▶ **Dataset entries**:
+-------+
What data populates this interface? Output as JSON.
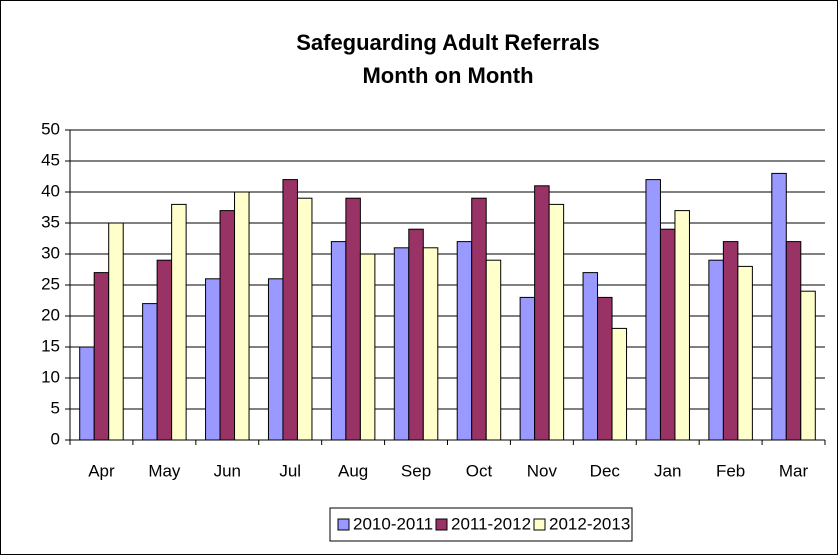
{
  "chart_data": {
    "type": "bar",
    "title": [
      "Safeguarding Adult Referrals",
      "Month on Month"
    ],
    "categories": [
      "Apr",
      "May",
      "Jun",
      "Jul",
      "Aug",
      "Sep",
      "Oct",
      "Nov",
      "Dec",
      "Jan",
      "Feb",
      "Mar"
    ],
    "series": [
      {
        "name": "2010-2011",
        "color": "#9999ff",
        "values": [
          15,
          22,
          26,
          26,
          32,
          31,
          32,
          23,
          27,
          42,
          29,
          43
        ]
      },
      {
        "name": "2011-2012",
        "color": "#993366",
        "values": [
          27,
          29,
          37,
          42,
          39,
          34,
          39,
          41,
          23,
          34,
          32,
          32
        ]
      },
      {
        "name": "2012-2013",
        "color": "#ffffcc",
        "values": [
          35,
          38,
          40,
          39,
          30,
          31,
          29,
          38,
          18,
          37,
          28,
          24
        ]
      }
    ],
    "ylim": [
      0,
      50
    ],
    "yticks": [
      0,
      5,
      10,
      15,
      20,
      25,
      30,
      35,
      40,
      45,
      50
    ],
    "grid": true,
    "legend": "bottom"
  }
}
+-------+
How many of the lines above include the string "color"? Reply with the number by itself.

▶ **RESPONSE**: 3